# Exercise prompt
Leave out any picture and return the remaining listing below exactly as given.

════════════════════

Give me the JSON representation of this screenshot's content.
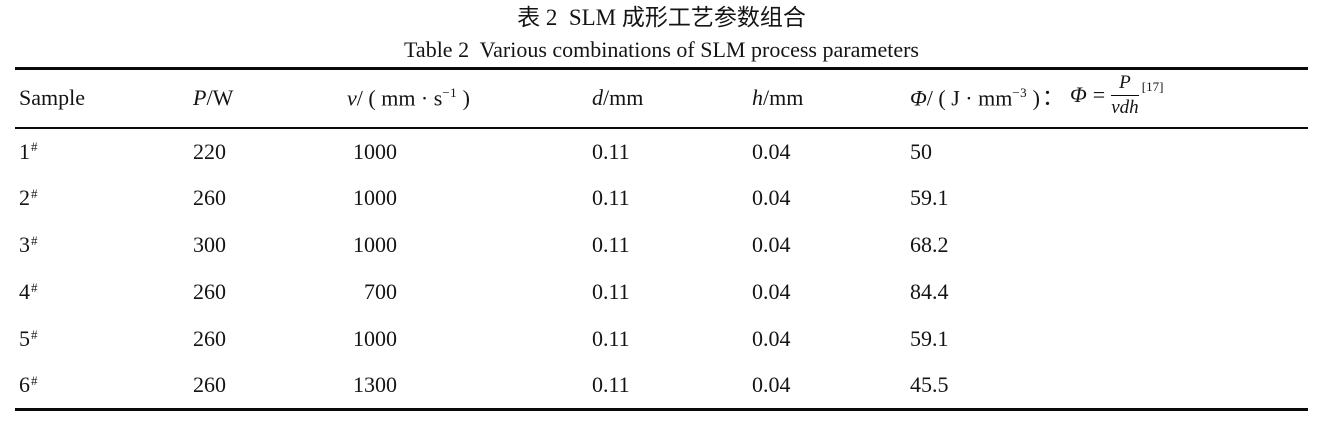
{
  "caption": {
    "zh": "表 2  SLM 成形工艺参数组合",
    "en": "Table 2  Various combinations of SLM process parameters"
  },
  "table": {
    "header": {
      "sample": "Sample",
      "power": {
        "symbol": "P",
        "unit": "/W"
      },
      "speed": {
        "symbol": "v",
        "slash": "/ ( mm · s",
        "sup": "−1",
        "close": " )"
      },
      "beam": {
        "symbol": "d",
        "unit": "/mm"
      },
      "hatch": {
        "symbol": "h",
        "unit": "/mm"
      },
      "energy": {
        "symbol": "Φ",
        "slash": "/ ( J · mm",
        "sup": "−3",
        "close": " )",
        "colon": "：",
        "formula_lhs": "Φ",
        "formula_eq": "=",
        "formula_num": "P",
        "formula_den": "vdh",
        "formula_ref": "[17]"
      }
    },
    "rows": [
      {
        "sample": "1",
        "marker": "#",
        "p": "220",
        "v": "1000",
        "d": "0.11",
        "h": "0.04",
        "phi": "50"
      },
      {
        "sample": "2",
        "marker": "#",
        "p": "260",
        "v": "1000",
        "d": "0.11",
        "h": "0.04",
        "phi": "59.1"
      },
      {
        "sample": "3",
        "marker": "#",
        "p": "300",
        "v": "1000",
        "d": "0.11",
        "h": "0.04",
        "phi": "68.2"
      },
      {
        "sample": "4",
        "marker": "#",
        "p": "260",
        "v": "700",
        "d": "0.11",
        "h": "0.04",
        "phi": "84.4"
      },
      {
        "sample": "5",
        "marker": "#",
        "p": "260",
        "v": "1000",
        "d": "0.11",
        "h": "0.04",
        "phi": "59.1"
      },
      {
        "sample": "6",
        "marker": "#",
        "p": "260",
        "v": "1300",
        "d": "0.11",
        "h": "0.04",
        "phi": "45.5"
      }
    ]
  }
}
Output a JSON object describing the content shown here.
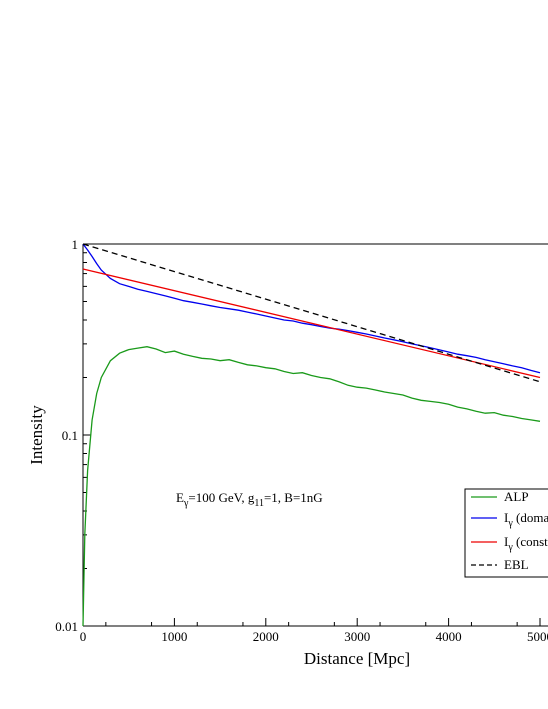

════════════════════

# Output of the exercise
Give me the JSON representation of this screenshot's content.
{
  "caption": {
    "zh": "表 2  SLM 成形工艺参数组合",
    "en": "Table 2  Various combinations of SLM process parameters"
  },
  "table": {
    "header": {
      "sample": "Sample",
      "power": {
        "symbol": "P",
        "unit": "/W"
      },
      "speed": {
        "symbol": "v",
        "slash": "/ ( mm · s",
        "sup": "−1",
        "close": " )"
      },
      "beam": {
        "symbol": "d",
        "unit": "/mm"
      },
      "hatch": {
        "symbol": "h",
        "unit": "/mm"
      },
      "energy": {
        "symbol": "Φ",
        "slash": "/ ( J · mm",
        "sup": "−3",
        "close": " )",
        "colon": "：",
        "formula_lhs": "Φ",
        "formula_eq": "=",
        "formula_num": "P",
        "formula_den": "vdh",
        "formula_ref": "[17]"
      }
    },
    "rows": [
      {
        "sample": "1",
        "marker": "#",
        "p": "220",
        "v": "1000",
        "d": "0.11",
        "h": "0.04",
        "phi": "50"
      },
      {
        "sample": "2",
        "marker": "#",
        "p": "260",
        "v": "1000",
        "d": "0.11",
        "h": "0.04",
        "phi": "59.1"
      },
      {
        "sample": "3",
        "marker": "#",
        "p": "300",
        "v": "1000",
        "d": "0.11",
        "h": "0.04",
        "phi": "68.2"
      },
      {
        "sample": "4",
        "marker": "#",
        "p": "260",
        "v": "700",
        "d": "0.11",
        "h": "0.04",
        "phi": "84.4"
      },
      {
        "sample": "5",
        "marker": "#",
        "p": "260",
        "v": "1000",
        "d": "0.11",
        "h": "0.04",
        "phi": "59.1"
      },
      {
        "sample": "6",
        "marker": "#",
        "p": "260",
        "v": "1300",
        "d": "0.11",
        "h": "0.04",
        "phi": "45.5"
      }
    ]
  }
}
Output a JSON object describing the content shown here.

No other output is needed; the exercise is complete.